[Prompt 1] Count the lines of the dataset listing below that contain the string "range", and reply with only that number.

[Excerpted passage]
----------
[plt-scheme] Re: Poacher turned gamekeeper
Hi,
I had a interesting experience last week... My brother who is doing his PhD(Mechanical) in UIUC had a presentation to give in his research group meeting... He uses a lot of MatLab... And he was struggling to do some simulation... He discussed it with me and I suggested that I will try it with PLT Scheme. Initially he had lot of doubts about it as he had never heard of Scheme but I insisted and he gave me a small data series and I came up with a simulation and he liked it. Then he asked me if I could implement the actual equations. He had 10-12 of them. I implemented it and gave him the actual code. He was very happy as the animation was exactly as he had imagined. And told me he understood the code very easily... He never asked me any questions.
----------
[Dataset listing]
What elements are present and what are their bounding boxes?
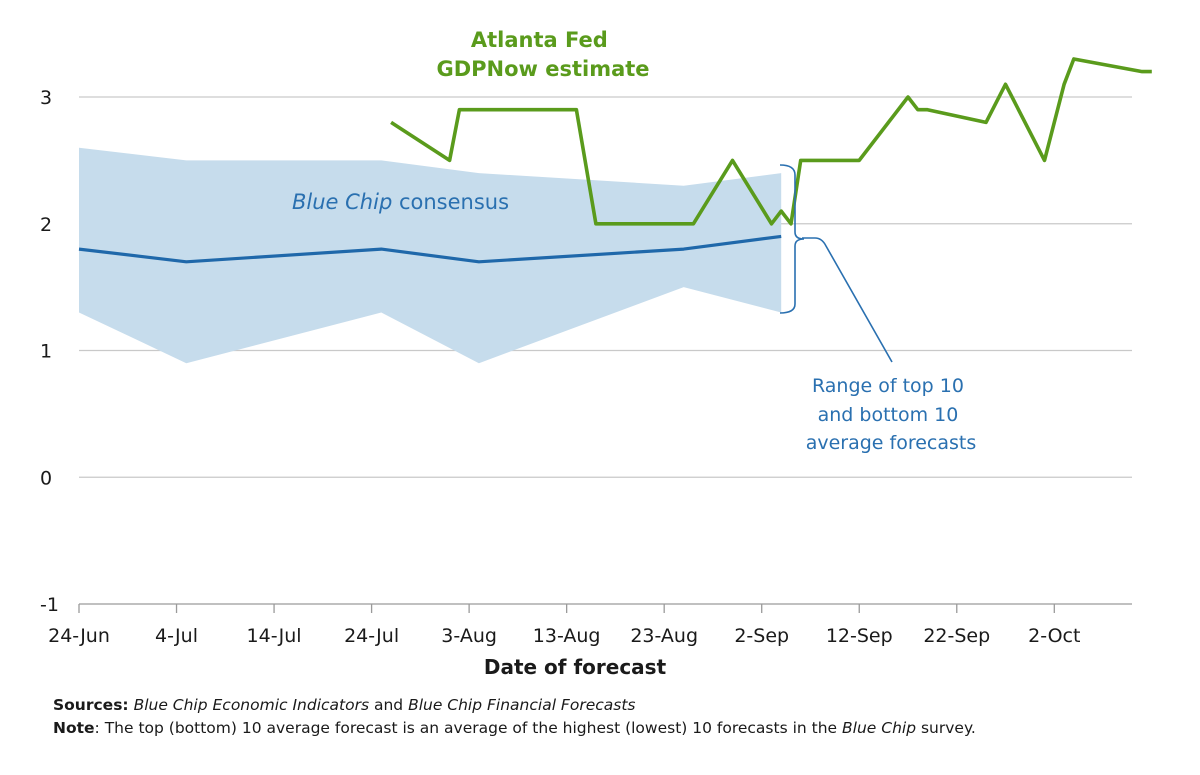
sources-and: and — [369, 696, 409, 714]
bluechip-label-italic: Blue Chip — [292, 190, 392, 214]
range-label: Range of top 10 and bottom 10 average fo… — [806, 375, 977, 454]
range-label-line3: average forecasts — [806, 432, 977, 454]
y-tick-label: 0 — [40, 467, 52, 489]
sources-label: Sources: — [53, 696, 129, 714]
sources-title-2: Blue Chip Financial Forecasts — [408, 696, 636, 714]
x-tick-label: 13-Aug — [533, 625, 601, 647]
range-label-line1: Range of top 10 — [812, 375, 964, 397]
annotation-layer: Atlanta Fed GDPNow estimate Blue Chip co… — [292, 28, 976, 679]
y-tick-label: 1 — [40, 341, 52, 363]
gdpnow-line — [390, 57, 1152, 226]
x-tick-label: 2-Oct — [1028, 625, 1080, 647]
gdpnow-label-line2: GDPNow estimate — [436, 57, 649, 81]
x-tick-label: 22-Sep — [923, 625, 990, 647]
note-italic: Blue Chip — [842, 719, 917, 737]
range-brace-right — [802, 237, 893, 363]
x-tick-label: 14-Jul — [247, 625, 302, 647]
note-text-2: survey. — [916, 719, 976, 737]
sources-line: Sources: Blue Chip Economic Indicators a… — [53, 694, 1173, 717]
x-tick-label: 23-Aug — [630, 625, 698, 647]
gdpnow-label: Atlanta Fed GDPNow estimate — [436, 28, 649, 81]
range-label-line2: and bottom 10 — [818, 404, 959, 426]
x-tick-label: 2-Sep — [734, 625, 789, 647]
x-tick-label: 24-Jun — [48, 625, 110, 647]
axes-layer: -1 0 1 2 3 24-Jun 4-Jul 14-Jul 24-Jul 3-Aug 13-Aug… — [40, 87, 1132, 647]
x-tick-label: 12-Sep — [826, 625, 893, 647]
x-tick-label: 24-Jul — [344, 625, 399, 647]
x-tick-label: 3-Aug — [441, 625, 497, 647]
note-line: Note: The top (bottom) 10 average foreca… — [53, 717, 1173, 740]
bluechip-label: Blue Chip consensus — [292, 190, 509, 214]
gdp-forecast-chart: -1 0 1 2 3 24-Jun 4-Jul 14-Jul 24-Jul 3-Aug 13-Aug… — [40, 28, 1152, 679]
bluechip-label-rest: consensus — [392, 190, 509, 214]
range-brace-left — [779, 164, 805, 314]
note-text-1: : The top (bottom) 10 average forecast i… — [94, 719, 843, 737]
x-axis-title: Date of forecast — [484, 655, 667, 679]
y-tick-label: 3 — [40, 87, 52, 109]
note-label: Note — [53, 719, 95, 737]
series-lines-layer — [78, 57, 1152, 264]
x-tick-label: 4-Jul — [155, 625, 198, 647]
bluechip-line — [78, 234, 782, 264]
sources-title-1: Blue Chip Economic Indicators — [133, 696, 370, 714]
y-tick-label: 2 — [40, 214, 52, 236]
y-tick-label: -1 — [40, 594, 59, 616]
chart-footer: Sources: Blue Chip Economic Indicators a… — [53, 694, 1173, 740]
gdpnow-label-line1: Atlanta Fed — [471, 28, 608, 52]
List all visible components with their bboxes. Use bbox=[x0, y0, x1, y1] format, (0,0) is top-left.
----------
[Prompt 2] Reproduce the part of the post about the Scheme simulation above word for word, beginning at the words "[plt-scheme] Re: Poacher" and ending after the words "me any questions.".

[Written response 1] 6

[Written response 2]
[plt-scheme] Re: Poacher turned gamekeeper
Hi,
I had a interesting experience last week... My brother who is doing his PhD(Mechanical) in UIUC had a presentation to give in his research group meeting... He uses a lot of MatLab... And he was struggling to do some simulation... He discussed it with me and I suggested that I will try it with PLT Scheme. Initially he had lot of doubts about it as he had never heard of Scheme but I insisted and he gave me a small data series and I came up with a simulation and he liked it. Then he asked me if I could implement the actual equations. He had 10-12 of them. I implemented it and gave him the actual code. He was very happy as the animation was exactly as he had imagined. And told me he understood the code very easily... He never asked me any questions.